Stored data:

━━━━

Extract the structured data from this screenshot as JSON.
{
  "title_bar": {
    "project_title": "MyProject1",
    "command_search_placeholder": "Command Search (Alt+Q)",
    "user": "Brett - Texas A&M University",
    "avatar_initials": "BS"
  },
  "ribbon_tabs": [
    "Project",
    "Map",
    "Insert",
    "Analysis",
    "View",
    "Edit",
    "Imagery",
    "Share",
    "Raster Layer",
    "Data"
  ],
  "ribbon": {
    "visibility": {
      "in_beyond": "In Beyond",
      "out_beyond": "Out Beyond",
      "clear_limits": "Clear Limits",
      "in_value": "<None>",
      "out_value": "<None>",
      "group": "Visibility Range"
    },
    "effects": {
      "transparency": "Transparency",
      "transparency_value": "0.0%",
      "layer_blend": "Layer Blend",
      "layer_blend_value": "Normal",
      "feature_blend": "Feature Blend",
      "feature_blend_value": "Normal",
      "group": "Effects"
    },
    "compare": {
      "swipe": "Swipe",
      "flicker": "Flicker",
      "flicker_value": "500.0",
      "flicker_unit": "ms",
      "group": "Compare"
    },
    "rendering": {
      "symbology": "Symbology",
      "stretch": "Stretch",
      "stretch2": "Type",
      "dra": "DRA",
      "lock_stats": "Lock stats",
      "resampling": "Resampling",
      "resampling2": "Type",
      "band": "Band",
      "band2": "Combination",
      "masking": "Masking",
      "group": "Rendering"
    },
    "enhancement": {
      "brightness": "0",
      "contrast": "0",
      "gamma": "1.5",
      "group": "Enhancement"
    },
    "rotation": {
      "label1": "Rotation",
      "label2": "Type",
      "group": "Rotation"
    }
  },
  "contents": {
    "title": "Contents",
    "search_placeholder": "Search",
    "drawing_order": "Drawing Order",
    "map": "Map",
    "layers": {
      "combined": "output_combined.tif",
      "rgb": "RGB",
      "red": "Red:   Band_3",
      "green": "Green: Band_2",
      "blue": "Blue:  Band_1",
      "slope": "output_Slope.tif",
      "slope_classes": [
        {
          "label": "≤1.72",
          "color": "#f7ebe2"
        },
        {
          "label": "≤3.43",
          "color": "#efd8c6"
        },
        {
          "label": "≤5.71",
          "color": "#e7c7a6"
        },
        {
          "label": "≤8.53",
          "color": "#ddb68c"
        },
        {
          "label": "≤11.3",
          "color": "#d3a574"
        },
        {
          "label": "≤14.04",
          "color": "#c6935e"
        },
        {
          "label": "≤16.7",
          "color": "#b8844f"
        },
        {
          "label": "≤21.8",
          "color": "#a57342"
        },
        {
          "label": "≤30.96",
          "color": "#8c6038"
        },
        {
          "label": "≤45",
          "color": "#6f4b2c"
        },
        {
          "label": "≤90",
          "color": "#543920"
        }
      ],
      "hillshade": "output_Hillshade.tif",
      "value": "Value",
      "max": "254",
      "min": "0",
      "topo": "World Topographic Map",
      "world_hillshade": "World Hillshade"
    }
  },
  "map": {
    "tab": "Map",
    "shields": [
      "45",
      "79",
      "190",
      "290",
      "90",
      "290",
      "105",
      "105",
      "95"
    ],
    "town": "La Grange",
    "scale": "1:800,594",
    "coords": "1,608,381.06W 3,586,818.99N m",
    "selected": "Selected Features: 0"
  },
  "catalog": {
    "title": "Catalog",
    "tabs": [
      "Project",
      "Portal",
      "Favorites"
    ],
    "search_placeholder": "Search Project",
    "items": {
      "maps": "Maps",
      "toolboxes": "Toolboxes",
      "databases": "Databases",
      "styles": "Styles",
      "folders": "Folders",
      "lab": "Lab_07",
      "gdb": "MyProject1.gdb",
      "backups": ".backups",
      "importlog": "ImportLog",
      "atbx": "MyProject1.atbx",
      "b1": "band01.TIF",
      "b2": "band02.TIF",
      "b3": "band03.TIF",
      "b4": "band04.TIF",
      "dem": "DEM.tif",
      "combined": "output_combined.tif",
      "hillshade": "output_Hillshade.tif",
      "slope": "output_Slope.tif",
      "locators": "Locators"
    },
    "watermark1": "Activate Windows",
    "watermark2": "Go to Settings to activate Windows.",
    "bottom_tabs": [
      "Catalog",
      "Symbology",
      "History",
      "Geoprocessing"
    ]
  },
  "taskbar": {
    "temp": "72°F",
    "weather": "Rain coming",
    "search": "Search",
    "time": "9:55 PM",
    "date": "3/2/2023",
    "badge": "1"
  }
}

━━━━

## PROBLEM TO WORK ON
Write out the full listing, keeping every line exactly as it is.

## THE SOLUTION
Extract the structured data from this screenshot as JSON.
{
  "title_bar": {
    "project_title": "MyProject1",
    "command_search_placeholder": "Command Search (Alt+Q)",
    "user": "Brett - Texas A&M University",
    "avatar_initials": "BS"
  },
  "ribbon_tabs": [
    "Project",
    "Map",
    "Insert",
    "Analysis",
    "View",
    "Edit",
    "Imagery",
    "Share",
    "Raster Layer",
    "Data"
  ],
  "ribbon": {
    "visibility": {
      "in_beyond": "In Beyond",
      "out_beyond": "Out Beyond",
      "clear_limits": "Clear Limits",
      "in_value": "<None>",
      "out_value": "<None>",
      "group": "Visibility Range"
    },
    "effects": {
      "transparency": "Transparency",
      "transparency_value": "0.0%",
      "layer_blend": "Layer Blend",
      "layer_blend_value": "Normal",
      "feature_blend": "Feature Blend",
      "feature_blend_value": "Normal",
      "group": "Effects"
    },
    "compare": {
      "swipe": "Swipe",
      "flicker": "Flicker",
      "flicker_value": "500.0",
      "flicker_unit": "ms",
      "group": "Compare"
    },
    "rendering": {
      "symbology": "Symbology",
      "stretch": "Stretch",
      "stretch2": "Type",
      "dra": "DRA",
      "lock_stats": "Lock stats",
      "resampling": "Resampling",
      "resampling2": "Type",
      "band": "Band",
      "band2": "Combination",
      "masking": "Masking",
      "group": "Rendering"
    },
    "enhancement": {
      "brightness": "0",
      "contrast": "0",
      "gamma": "1.5",
      "group": "Enhancement"
    },
    "rotation": {
      "label1": "Rotation",
      "label2": "Type",
      "group": "Rotation"
    }
  },
  "contents": {
    "title": "Contents",
    "search_placeholder": "Search",
    "drawing_order": "Drawing Order",
    "map": "Map",
    "layers": {
      "combined": "output_combined.tif",
      "rgb": "RGB",
      "red": "Red:   Band_3",
      "green": "Green: Band_2",
      "blue": "Blue:  Band_1",
      "slope": "output_Slope.tif",
      "slope_classes": [
        {
          "label": "≤1.72",
          "color": "#f7ebe2"
        },
        {
          "label": "≤3.43",
          "color": "#efd8c6"
        },
        {
          "label": "≤5.71",
          "color": "#e7c7a6"
        },
        {
          "label": "≤8.53",
          "color": "#ddb68c"
        },
        {
          "label": "≤11.3",
          "color": "#d3a574"
        },
        {
          "label": "≤14.04",
          "color": "#c6935e"
        },
        {
          "label": "≤16.7",
          "color": "#b8844f"
        },
        {
          "label": "≤21.8",
          "color": "#a57342"
        },
        {
          "label": "≤30.96",
          "color": "#8c6038"
        },
        {
          "label": "≤45",
          "color": "#6f4b2c"
        },
        {
          "label": "≤90",
          "color": "#543920"
        }
      ],
      "hillshade": "output_Hillshade.tif",
      "value": "Value",
      "max": "254",
      "min": "0",
      "topo": "World Topographic Map",
      "world_hillshade": "World Hillshade"
    }
  },
  "map": {
    "tab": "Map",
    "shields": [
      "45",
      "79",
      "190",
      "290",
      "90",
      "290",
      "105",
      "105",
      "95"
    ],
    "town": "La Grange",
    "scale": "1:800,594",
    "coords": "1,608,381.06W 3,586,818.99N m",
    "selected": "Selected Features: 0"
  },
  "catalog": {
    "title": "Catalog",
    "tabs": [
      "Project",
      "Portal",
      "Favorites"
    ],
    "search_placeholder": "Search Project",
    "items": {
      "maps": "Maps",
      "toolboxes": "Toolboxes",
      "databases": "Databases",
      "styles": "Styles",
      "folders": "Folders",
      "lab": "Lab_07",
      "gdb": "MyProject1.gdb",
      "backups": ".backups",
      "importlog": "ImportLog",
      "atbx": "MyProject1.atbx",
      "b1": "band01.TIF",
      "b2": "band02.TIF",
      "b3": "band03.TIF",
      "b4": "band04.TIF",
      "dem": "DEM.tif",
      "combined": "output_combined.tif",
      "hillshade": "output_Hillshade.tif",
      "slope": "output_Slope.tif",
      "locators": "Locators"
    },
    "watermark1": "Activate Windows",
    "watermark2": "Go to Settings to activate Windows.",
    "bottom_tabs": [
      "Catalog",
      "Symbology",
      "History",
      "Geoprocessing"
    ]
  },
  "taskbar": {
    "temp": "72°F",
    "weather": "Rain coming",
    "search": "Search",
    "time": "9:55 PM",
    "date": "3/2/2023",
    "badge": "1"
  }
}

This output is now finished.